| Text |
__________________________________________________

I am not offended
It is the general statements made right after I made my post about the general statements made in the Control Engineering magazine. I am thinking why bother if people don't understand that each system is different.
I have stumped many with the mass on a spring example. It may not be fair and I know that most of you don't tune a system that looks like a mass on a spring but still one must be careful when giving advice that you know what their system is and what form of PID they are using.
Bill Wheeler said:
PID control spanning a broad cross section of applications. I think that what I stated has merit for many
Yes, but what about those where your advice doesn't apply and may be harmful?
You are right that the compressed spring has potential energy but the energy is transfer to the mass and the spring at the same time. The force that compresses the spring also pushes and accelerates the mass. Also the potential energy in the spring only returns to zero when the spring is returns to its uncompressed or stretched state. It has nothing to do with friction. The energy in a spring is (k*x^2)/2 assuming spring constant k truly a constant. I don't see a friction term in there. If you think about it the more friction the more force that is required to overcome the friction so the spring compresses more and has more potential energy.

__________________________________________________

(Dataset items)
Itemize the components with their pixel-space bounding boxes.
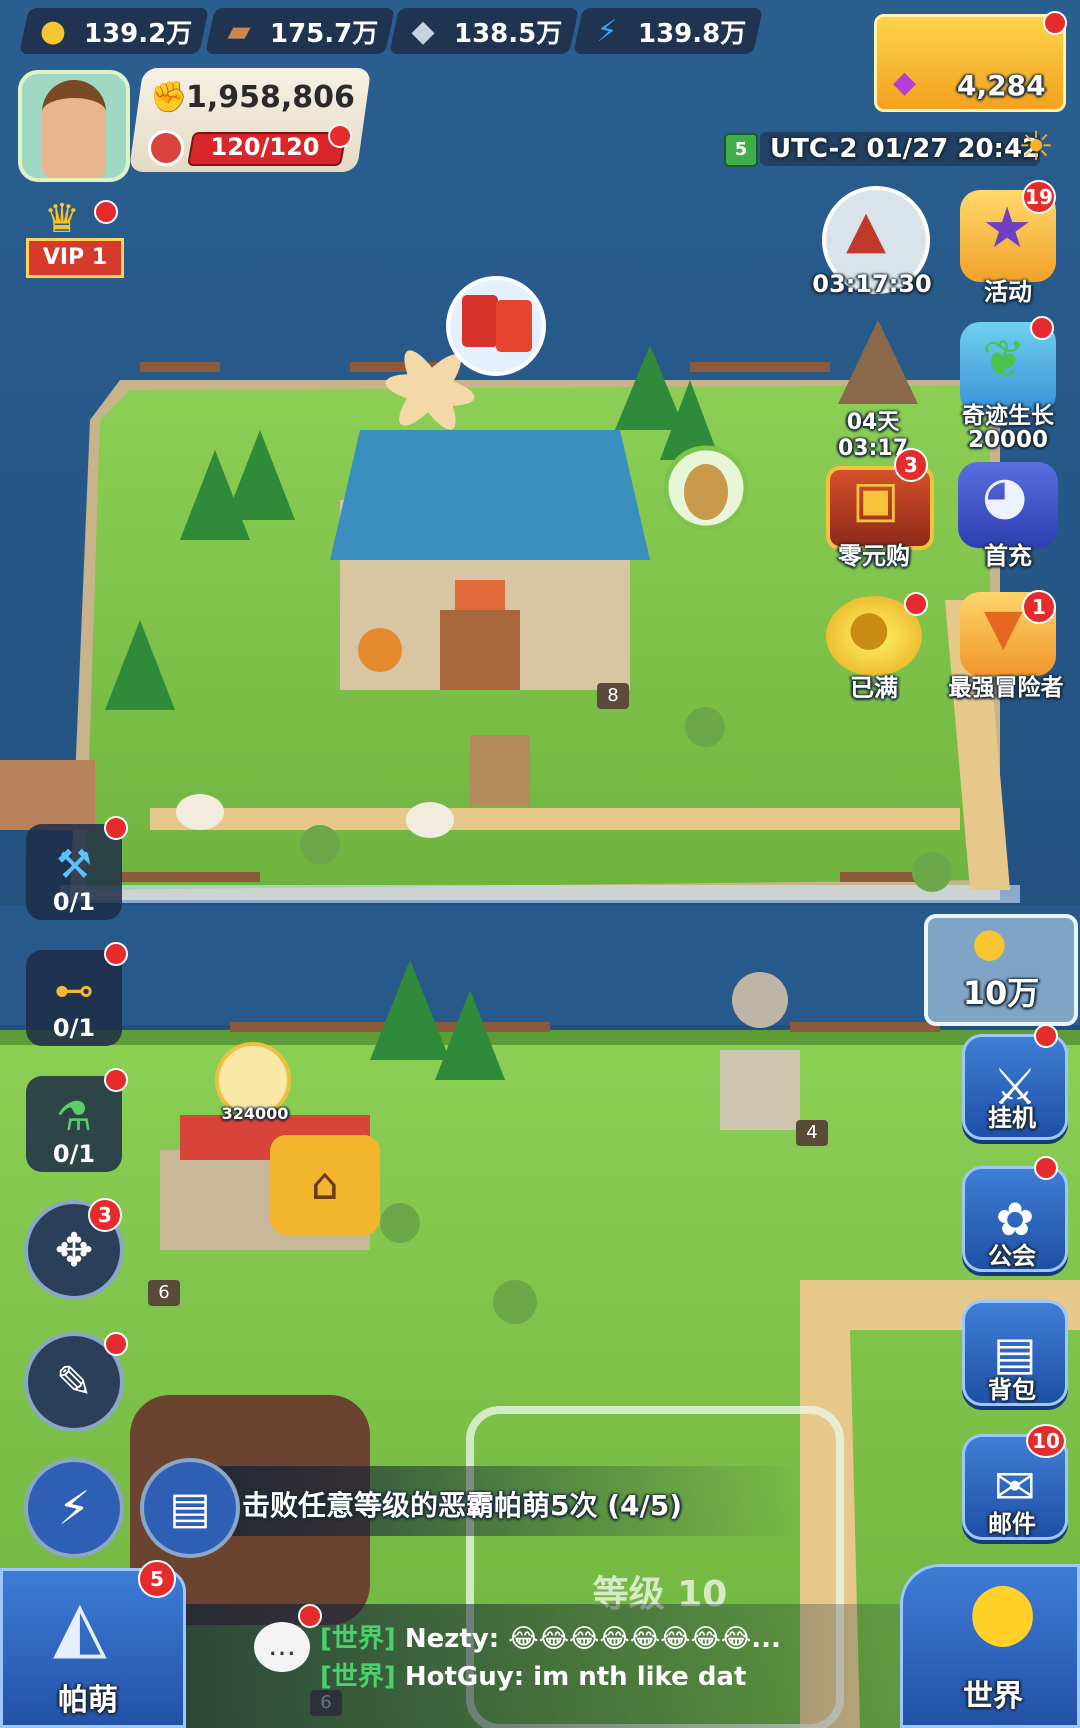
vip-badge[interactable]: ♛ VIP 1: [26, 196, 124, 282]
battle-button[interactable]: ⚡: [24, 1458, 124, 1558]
gem-icon: ◆: [893, 65, 917, 100]
ore-icon: ◆: [411, 13, 435, 49]
energy-value: 139.8万: [638, 18, 747, 49]
feather-icon: ✎: [55, 1356, 93, 1408]
ore-value: 138.5万: [454, 18, 563, 49]
flask-icon: ⚗: [56, 1094, 92, 1140]
power-value: 1,958,806: [186, 80, 355, 115]
gold-value: 139.2万: [84, 18, 193, 49]
chat-bubble-icon[interactable]: …: [254, 1622, 310, 1672]
shop-button[interactable]: ◆ 4,284: [874, 11, 1067, 112]
chat-channel: [世界]: [320, 1662, 396, 1692]
resource-wood[interactable]: ▰ 175.7万: [205, 8, 395, 54]
training-queue-button[interactable]: ⊷ 0/1: [26, 950, 122, 1046]
resource-energy[interactable]: ⚡ 139.8万: [573, 8, 763, 54]
mail-badge: 10: [1026, 1424, 1066, 1458]
idle-alert-dot: [1034, 1024, 1058, 1048]
calendar-icon: 5: [724, 133, 758, 167]
training-queue-count: 0/1: [52, 1014, 96, 1042]
build-queue-count: 0/1: [52, 888, 96, 916]
idle-label: 挂机: [988, 1104, 1036, 1132]
energy-icon: ⚡: [596, 13, 618, 49]
treasure-chest-icon: ▣: [852, 470, 900, 528]
player-avatar[interactable]: [18, 70, 130, 182]
shop-alert-dot: [1043, 11, 1067, 35]
resource-ore[interactable]: ◆ 138.5万: [389, 8, 579, 54]
chat-alert-dot: [298, 1604, 322, 1628]
mail-label: 邮件: [988, 1510, 1036, 1538]
stamina-value: 120/120: [210, 133, 320, 161]
event-strongest-adventurer-badge: 1: [1022, 590, 1056, 624]
chat-line-2[interactable]: [世界] HotGuy: im nth like dat: [320, 1656, 746, 1693]
quest-button[interactable]: ▤: [140, 1458, 240, 1558]
chat-channel: [世界]: [320, 1624, 396, 1654]
event-first-charge-label: 首充: [984, 542, 1032, 570]
weathervane-icon: ✥: [54, 1223, 94, 1277]
market-building-icon[interactable]: ⌂: [283, 1150, 367, 1220]
world-label: 世界: [963, 1679, 1023, 1714]
event-zero-buy-label: 零元购: [838, 542, 910, 570]
chat-user: HotGuy:: [404, 1662, 525, 1692]
white-cat-icon: ◕: [982, 466, 1028, 526]
statue-level-tag: 4: [796, 1120, 828, 1146]
market-coin-amount[interactable]: 324000: [215, 1104, 295, 1123]
crown-icon: ♛: [44, 196, 80, 242]
fox-icon: ▼: [984, 598, 1023, 656]
event-activity-badge: 19: [1022, 180, 1056, 214]
coin-collect-value: 10万: [962, 974, 1040, 1012]
house-level-tag: 8: [597, 683, 629, 709]
resource-gold[interactable]: ● 139.2万: [19, 8, 209, 54]
shape-select-dot: [104, 1332, 128, 1356]
event-piggy-bank-dot: [904, 592, 928, 616]
pal-badge: 5: [138, 1560, 176, 1598]
event-wonder-growth-label: 奇迹生长 20000: [962, 403, 1054, 453]
potion-icon: [148, 130, 184, 166]
quest-scroll-icon: ▤: [169, 1482, 211, 1534]
clock-text: UTC-2 01/27 20:42: [770, 134, 1041, 164]
plant-icon: ❦: [982, 330, 1026, 390]
gem-count: 4,284: [957, 69, 1046, 102]
fist-icon: ✊: [150, 80, 188, 115]
gold-coin-icon: ●: [39, 13, 67, 49]
event-strongest-adventurer-label: 最强冒险者: [948, 675, 1064, 701]
chat-message: 😂😂😂😂😂😂😂😂...: [508, 1624, 781, 1654]
vip-label: VIP 1: [26, 238, 124, 278]
research-queue-count: 0/1: [52, 1140, 96, 1168]
dumbbell-icon: ⊷: [54, 968, 94, 1014]
pal-label: 帕萌: [58, 1683, 118, 1718]
hammer-icon: ⚒: [56, 842, 92, 888]
research-queue-dot: [104, 1068, 128, 1092]
claw-icon: ⚡: [57, 1481, 91, 1535]
event-piggy-bank-label: 已满: [850, 674, 898, 702]
stamina-alert-dot: [328, 124, 352, 148]
piggy-bank-icon: ●: [848, 600, 890, 656]
event-wolf-timer-label: 03:17:30: [812, 270, 932, 298]
coin-collect-button[interactable]: ● 10万: [924, 914, 1078, 1026]
chat-line-1[interactable]: [世界] Nezty: 😂😂😂😂😂😂😂😂...: [320, 1618, 781, 1655]
coin-stack-icon: ●: [972, 920, 1007, 966]
chat-message: im nth like dat: [533, 1662, 747, 1692]
build-queue-dot: [104, 816, 128, 840]
backpack-label: 背包: [988, 1376, 1036, 1404]
world-button[interactable]: ⬤ 世界: [900, 1564, 1080, 1728]
sun-icon: ☀: [1018, 124, 1054, 170]
research-queue-button[interactable]: ⚗ 0/1: [26, 1076, 122, 1172]
guild-alert-dot: [1034, 1156, 1058, 1180]
guild-label: 公会: [988, 1242, 1036, 1270]
wolf-icon: ▲: [846, 200, 886, 260]
wood-value: 175.7万: [270, 18, 379, 49]
training-queue-dot: [104, 942, 128, 966]
event-wonder-growth-dot: [1030, 316, 1054, 340]
build-queue-button[interactable]: ⚒ 0/1: [26, 824, 122, 920]
quest-text: 击败任意等级的恶霸帕萌5次 (4/5): [242, 1489, 683, 1522]
event-activity-label: 活动: [984, 278, 1032, 306]
weathervane-badge: 3: [88, 1198, 122, 1232]
event-zero-buy-badge: 3: [894, 448, 928, 482]
map-pin-icon: ⬤: [969, 1577, 1037, 1647]
fox-pal-icon: ◭: [53, 1585, 107, 1667]
vip-alert-dot: [94, 200, 118, 224]
chat-user: Nezty:: [404, 1624, 500, 1654]
market-level-tag: 6: [148, 1280, 180, 1306]
wood-icon: ▰: [227, 13, 251, 49]
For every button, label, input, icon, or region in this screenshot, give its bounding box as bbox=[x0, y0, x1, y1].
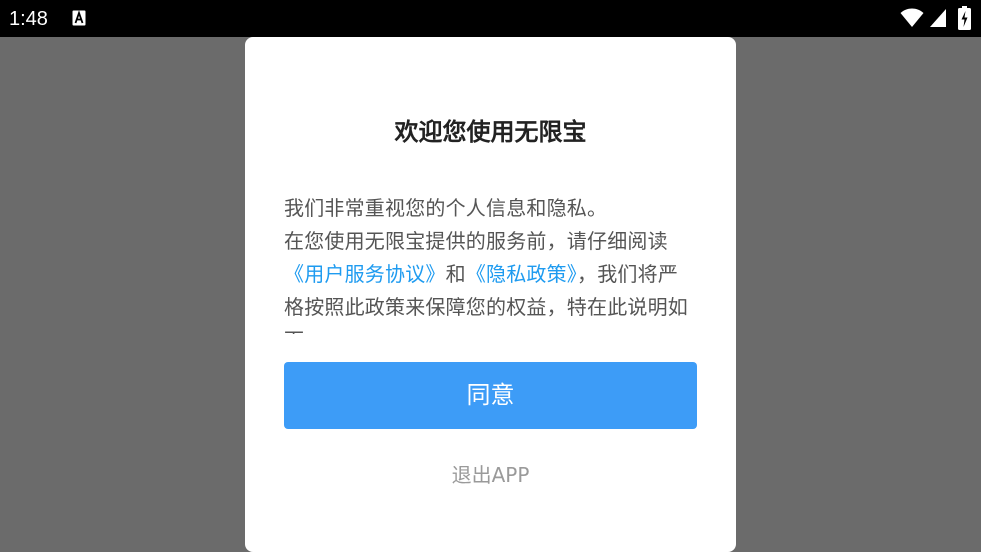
body-paragraph: 在您使用无限宝提供的服务前，请仔细阅读《用户服务协议》和《隐私政策》，我们将严格… bbox=[284, 225, 698, 334]
body-text-and: 和 bbox=[445, 262, 466, 286]
a-notification-icon bbox=[72, 10, 86, 26]
agree-button[interactable]: 同意 bbox=[284, 362, 697, 429]
status-bar: 1:48 bbox=[0, 0, 981, 37]
user-agreement-link[interactable]: 《用户服务协议》 bbox=[284, 262, 446, 286]
dialog-title: 欢迎您使用无限宝 bbox=[394, 118, 587, 146]
body-text-pre: 在您使用无限宝提供的服务前，请仔细阅读 bbox=[284, 229, 668, 253]
battery-charging-icon bbox=[958, 6, 971, 30]
wifi-icon bbox=[900, 8, 924, 27]
signal-icon bbox=[930, 9, 946, 27]
dialog-body: 我们非常重视您的个人信息和隐私。 在您使用无限宝提供的服务前，请仔细阅读《用户服… bbox=[284, 192, 698, 334]
privacy-policy-link[interactable]: 《隐私政策》 bbox=[466, 262, 577, 286]
body-intro: 我们非常重视您的个人信息和隐私。 bbox=[284, 196, 608, 220]
privacy-dialog: 欢迎您使用无限宝 我们非常重视您的个人信息和隐私。 在您使用无限宝提供的服务前，… bbox=[245, 37, 736, 552]
exit-app-button[interactable]: 退出APP bbox=[245, 459, 736, 491]
status-time: 1:48 bbox=[9, 8, 48, 30]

__________________________________________________

| What you will do |
[1] Copy word for word the part of the post on PID control that opens with the words containing "I am not offended" and closes with "system is different.".
[2] Repeat verbatim the part of the rows that opens with the line containing "225, 698, 334]" and closes with the last row.
The post on PID control and the rows have nothing to do with each other.

| Solutions for each task |
[1]
I am not offended
It is the general statements made right after I made my post about the general statements made in the Control Engineering magazine. I am thinking why bother if people don't understand that each system is different.

[2]
body-paragraph: 在您使用无限宝提供的服务前，请仔细阅读《用户服务协议》和《隐私政策》，我们将严格… bbox=[284, 225, 698, 334]
body-text-and: 和 bbox=[445, 262, 466, 286]
a-notification-icon bbox=[72, 10, 86, 26]
agree-button[interactable]: 同意 bbox=[284, 362, 697, 429]
status-bar: 1:48 bbox=[0, 0, 981, 37]
user-agreement-link[interactable]: 《用户服务协议》 bbox=[284, 262, 446, 286]
dialog-title: 欢迎您使用无限宝 bbox=[394, 118, 587, 146]
body-text-pre: 在您使用无限宝提供的服务前，请仔细阅读 bbox=[284, 229, 668, 253]
battery-charging-icon bbox=[958, 6, 971, 30]
wifi-icon bbox=[900, 8, 924, 27]
signal-icon bbox=[930, 9, 946, 27]
dialog-body: 我们非常重视您的个人信息和隐私。 在您使用无限宝提供的服务前，请仔细阅读《用户服… bbox=[284, 192, 698, 334]
privacy-policy-link[interactable]: 《隐私政策》 bbox=[466, 262, 577, 286]
body-intro: 我们非常重视您的个人信息和隐私。 bbox=[284, 196, 608, 220]
privacy-dialog: 欢迎您使用无限宝 我们非常重视您的个人信息和隐私。 在您使用无限宝提供的服务前，… bbox=[245, 37, 736, 552]
exit-app-button[interactable]: 退出APP bbox=[245, 459, 736, 491]
status-time: 1:48 bbox=[9, 8, 48, 30]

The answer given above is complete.